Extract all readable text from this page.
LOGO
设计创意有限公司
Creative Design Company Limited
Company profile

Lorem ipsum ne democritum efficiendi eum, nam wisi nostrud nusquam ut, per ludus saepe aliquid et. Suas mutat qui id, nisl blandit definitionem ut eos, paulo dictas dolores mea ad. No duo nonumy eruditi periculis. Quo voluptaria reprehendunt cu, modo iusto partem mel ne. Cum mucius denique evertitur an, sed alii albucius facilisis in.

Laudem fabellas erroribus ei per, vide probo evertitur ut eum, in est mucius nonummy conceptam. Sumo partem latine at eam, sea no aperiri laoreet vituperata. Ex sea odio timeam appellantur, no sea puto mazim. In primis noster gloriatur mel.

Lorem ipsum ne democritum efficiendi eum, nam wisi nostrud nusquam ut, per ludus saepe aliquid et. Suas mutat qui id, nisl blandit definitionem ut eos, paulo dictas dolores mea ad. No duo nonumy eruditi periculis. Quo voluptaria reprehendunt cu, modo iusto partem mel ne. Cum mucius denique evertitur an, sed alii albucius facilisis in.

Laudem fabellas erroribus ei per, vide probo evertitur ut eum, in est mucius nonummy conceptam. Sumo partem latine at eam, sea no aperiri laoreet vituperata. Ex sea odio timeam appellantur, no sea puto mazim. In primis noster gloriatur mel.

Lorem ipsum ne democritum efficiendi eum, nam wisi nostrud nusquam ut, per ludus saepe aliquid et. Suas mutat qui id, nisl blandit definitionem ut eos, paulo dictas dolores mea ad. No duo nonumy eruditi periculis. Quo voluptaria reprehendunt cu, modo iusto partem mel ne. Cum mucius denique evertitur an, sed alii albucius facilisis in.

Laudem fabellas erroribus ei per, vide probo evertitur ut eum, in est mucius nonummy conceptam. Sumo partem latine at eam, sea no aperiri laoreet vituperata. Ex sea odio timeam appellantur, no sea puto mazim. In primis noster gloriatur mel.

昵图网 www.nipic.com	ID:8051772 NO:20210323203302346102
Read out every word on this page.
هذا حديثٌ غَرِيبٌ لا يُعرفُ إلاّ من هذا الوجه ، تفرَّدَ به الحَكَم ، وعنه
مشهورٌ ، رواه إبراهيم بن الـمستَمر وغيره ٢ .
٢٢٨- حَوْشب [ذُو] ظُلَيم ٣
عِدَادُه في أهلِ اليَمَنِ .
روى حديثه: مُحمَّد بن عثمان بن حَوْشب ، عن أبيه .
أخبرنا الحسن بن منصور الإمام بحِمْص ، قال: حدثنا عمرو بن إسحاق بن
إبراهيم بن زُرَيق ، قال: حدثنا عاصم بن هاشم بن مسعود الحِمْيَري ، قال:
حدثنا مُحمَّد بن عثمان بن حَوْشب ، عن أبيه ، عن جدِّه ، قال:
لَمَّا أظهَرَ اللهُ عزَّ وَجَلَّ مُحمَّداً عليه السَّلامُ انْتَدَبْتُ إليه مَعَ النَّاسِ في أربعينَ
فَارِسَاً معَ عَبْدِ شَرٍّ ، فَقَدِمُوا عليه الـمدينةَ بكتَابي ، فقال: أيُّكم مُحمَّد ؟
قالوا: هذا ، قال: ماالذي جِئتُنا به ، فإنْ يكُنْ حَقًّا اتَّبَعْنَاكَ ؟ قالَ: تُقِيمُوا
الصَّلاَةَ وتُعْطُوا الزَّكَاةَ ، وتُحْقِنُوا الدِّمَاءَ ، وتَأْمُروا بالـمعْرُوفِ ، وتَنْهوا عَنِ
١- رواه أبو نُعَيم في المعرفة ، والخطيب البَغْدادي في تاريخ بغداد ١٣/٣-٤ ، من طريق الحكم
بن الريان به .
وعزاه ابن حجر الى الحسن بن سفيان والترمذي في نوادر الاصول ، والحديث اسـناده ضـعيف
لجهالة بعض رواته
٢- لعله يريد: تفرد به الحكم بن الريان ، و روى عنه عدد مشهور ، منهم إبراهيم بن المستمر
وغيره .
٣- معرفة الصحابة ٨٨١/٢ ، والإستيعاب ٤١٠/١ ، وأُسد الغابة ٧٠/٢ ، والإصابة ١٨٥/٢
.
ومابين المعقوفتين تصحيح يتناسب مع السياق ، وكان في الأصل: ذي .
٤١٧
══════════
• _Given request_: The line containing "Read out every word on this page." marks the start; retype it and each line after it through the end of the records above, exactly.

• _Response to the task_:
Read out every word on this page.
هذا حديثٌ غَرِيبٌ لا يُعرفُ إلاّ من هذا الوجه ، تفرَّدَ به الحَكَم ، وعنه
مشهورٌ ، رواه إبراهيم بن الـمستَمر وغيره ٢ .
٢٢٨- حَوْشب [ذُو] ظُلَيم ٣
عِدَادُه في أهلِ اليَمَنِ .
روى حديثه: مُحمَّد بن عثمان بن حَوْشب ، عن أبيه .
أخبرنا الحسن بن منصور الإمام بحِمْص ، قال: حدثنا عمرو بن إسحاق بن
إبراهيم بن زُرَيق ، قال: حدثنا عاصم بن هاشم بن مسعود الحِمْيَري ، قال:
حدثنا مُحمَّد بن عثمان بن حَوْشب ، عن أبيه ، عن جدِّه ، قال:
لَمَّا أظهَرَ اللهُ عزَّ وَجَلَّ مُحمَّداً عليه السَّلامُ انْتَدَبْتُ إليه مَعَ النَّاسِ في أربعينَ
فَارِسَاً معَ عَبْدِ شَرٍّ ، فَقَدِمُوا عليه الـمدينةَ بكتَابي ، فقال: أيُّكم مُحمَّد ؟
قالوا: هذا ، قال: ماالذي جِئتُنا به ، فإنْ يكُنْ حَقًّا اتَّبَعْنَاكَ ؟ قالَ: تُقِيمُوا
الصَّلاَةَ وتُعْطُوا الزَّكَاةَ ، وتُحْقِنُوا الدِّمَاءَ ، وتَأْمُروا بالـمعْرُوفِ ، وتَنْهوا عَنِ
١- رواه أبو نُعَيم في المعرفة ، والخطيب البَغْدادي في تاريخ بغداد ١٣/٣-٤ ، من طريق الحكم
بن الريان به .
وعزاه ابن حجر الى الحسن بن سفيان والترمذي في نوادر الاصول ، والحديث اسـناده ضـعيف
لجهالة بعض رواته
٢- لعله يريد: تفرد به الحكم بن الريان ، و روى عنه عدد مشهور ، منهم إبراهيم بن المستمر
وغيره .
٣- معرفة الصحابة ٨٨١/٢ ، والإستيعاب ٤١٠/١ ، وأُسد الغابة ٧٠/٢ ، والإصابة ١٨٥/٢
.
ومابين المعقوفتين تصحيح يتناسب مع السياق ، وكان في الأصل: ذي .
٤١٧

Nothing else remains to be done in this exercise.